begin Recorded information
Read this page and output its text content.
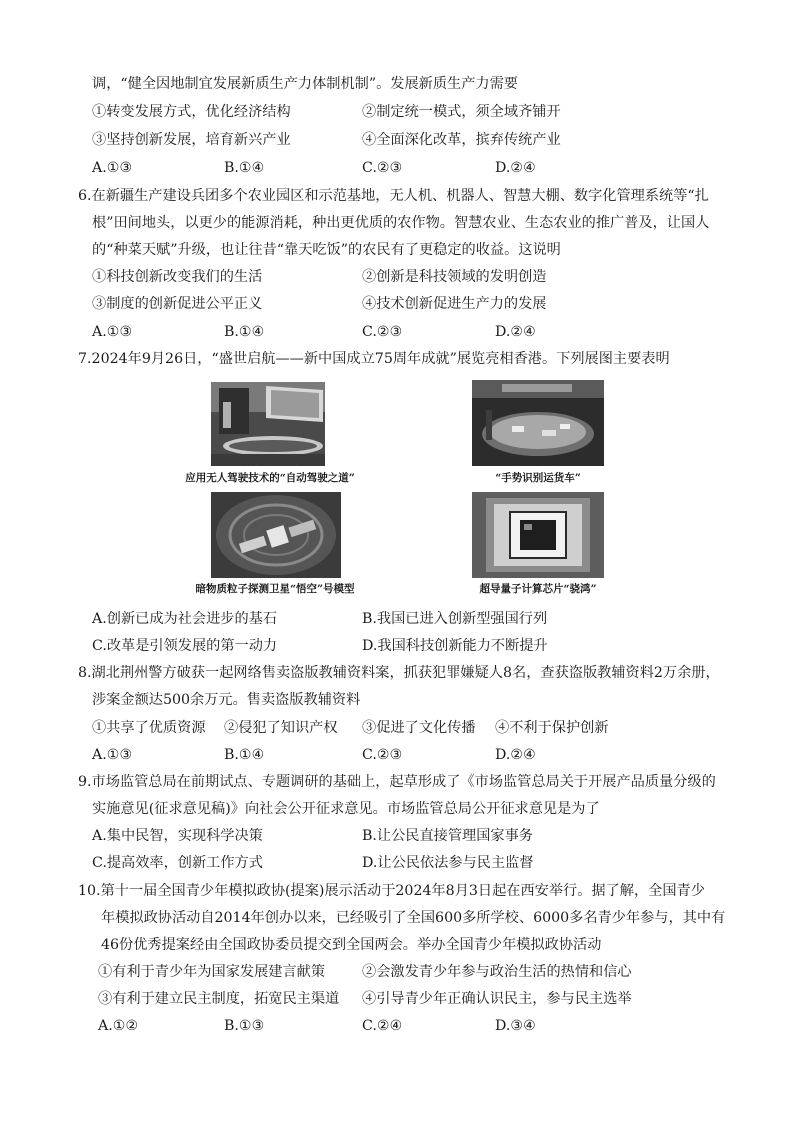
调，“健全因地制宜发展新质生产力体制机制”。发展新质生产力需要
①转变发展方式，优化经济结构	②制定统一模式，须全域齐铺开
③坚持创新发展，培育新兴产业	④全面深化改革，摈弃传统产业
A.①③	B.①④	C.②③	D.②④
6.在新疆生产建设兵团多个农业园区和示范基地，无人机、机器人、智慧大棚、数字化管理系统等“扎
根”田间地头，以更少的能源消耗，种出更优质的农作物。智慧农业、生态农业的推广普及，让国人
的“种菜天赋”升级，也让往昔“靠天吃饭”的农民有了更稳定的收益。这说明
①科技创新改变我们的生活	②创新是科技领域的发明创造
③制度的创新促进公平正义	④技术创新促进生产力的发展
A.①③	B.①④	C.②③	D.②④
7.2024年9月26日，“盛世启航——新中国成立75周年成就”展览亮相香港。下列展图主要表明
应用无人驾驶技术的“自动驾驶之道”	“手势识别运货车”
暗物质粒子探测卫星“悟空”号模型	超导量子计算芯片“骁鸿”
A.创新已成为社会进步的基石	B.我国已进入创新型强国行列
C.改革是引领发展的第一动力	D.我国科技创新能力不断提升
8.湖北荆州警方破获一起网络售卖盗版教辅资料案，抓获犯罪嫌疑人8名，查获盗版教辅资料2万余册，
涉案金额达500余万元。售卖盗版教辅资料
①共享了优质资源 ②侵犯了知识产权 ③促进了文化传播 ④不利于保护创新
A.①③	B.①④	C.②③	D.②④
9.市场监管总局在前期试点、专题调研的基础上，起草形成了《市场监管总局关于开展产品质量分级的
实施意见(征求意见稿)》向社会公开征求意见。市场监管总局公开征求意见是为了
A.集中民智，实现科学决策	B.让公民直接管理国家事务
C.提高效率，创新工作方式	D.让公民依法参与民主监督
10.第十一届全国青少年模拟政协(提案)展示活动于2024年8月3日起在西安举行。据了解，全国青少
年模拟政协活动自2014年创办以来，已经吸引了全国600多所学校、6000多名青少年参与，其中有
46份优秀提案经由全国政协委员提交到全国两会。举办全国青少年模拟政协活动
①有利于青少年为国家发展建言献策	②会激发青少年参与政治生活的热情和信心
③有利于建立民主制度，拓宽民主渠道 ④引导青少年正确认识民主，参与民主选举
A.①②	B.①③	C.②④	D.③④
end Recorded information
Reproduce the data above in full, exactly as it is, with the pictures left out.

Solution —
Read this page and output its text content.
调，“健全因地制宜发展新质生产力体制机制”。发展新质生产力需要
①转变发展方式，优化经济结构	②制定统一模式，须全域齐铺开
③坚持创新发展，培育新兴产业	④全面深化改革，摈弃传统产业
A.①③	B.①④	C.②③	D.②④
6.在新疆生产建设兵团多个农业园区和示范基地，无人机、机器人、智慧大棚、数字化管理系统等“扎
根”田间地头，以更少的能源消耗，种出更优质的农作物。智慧农业、生态农业的推广普及，让国人
的“种菜天赋”升级，也让往昔“靠天吃饭”的农民有了更稳定的收益。这说明
①科技创新改变我们的生活	②创新是科技领域的发明创造
③制度的创新促进公平正义	④技术创新促进生产力的发展
A.①③	B.①④	C.②③	D.②④
7.2024年9月26日，“盛世启航——新中国成立75周年成就”展览亮相香港。下列展图主要表明
应用无人驾驶技术的“自动驾驶之道”	“手势识别运货车”
暗物质粒子探测卫星“悟空”号模型	超导量子计算芯片“骁鸿”
A.创新已成为社会进步的基石	B.我国已进入创新型强国行列
C.改革是引领发展的第一动力	D.我国科技创新能力不断提升
8.湖北荆州警方破获一起网络售卖盗版教辅资料案，抓获犯罪嫌疑人8名，查获盗版教辅资料2万余册，
涉案金额达500余万元。售卖盗版教辅资料
①共享了优质资源 ②侵犯了知识产权 ③促进了文化传播 ④不利于保护创新
A.①③	B.①④	C.②③	D.②④
9.市场监管总局在前期试点、专题调研的基础上，起草形成了《市场监管总局关于开展产品质量分级的
实施意见(征求意见稿)》向社会公开征求意见。市场监管总局公开征求意见是为了
A.集中民智，实现科学决策	B.让公民直接管理国家事务
C.提高效率，创新工作方式	D.让公民依法参与民主监督
10.第十一届全国青少年模拟政协(提案)展示活动于2024年8月3日起在西安举行。据了解，全国青少
年模拟政协活动自2014年创办以来，已经吸引了全国600多所学校、6000多名青少年参与，其中有
46份优秀提案经由全国政协委员提交到全国两会。举办全国青少年模拟政协活动
①有利于青少年为国家发展建言献策	②会激发青少年参与政治生活的热情和信心
③有利于建立民主制度，拓宽民主渠道 ④引导青少年正确认识民主，参与民主选举
A.①②	B.①③	C.②④	D.③④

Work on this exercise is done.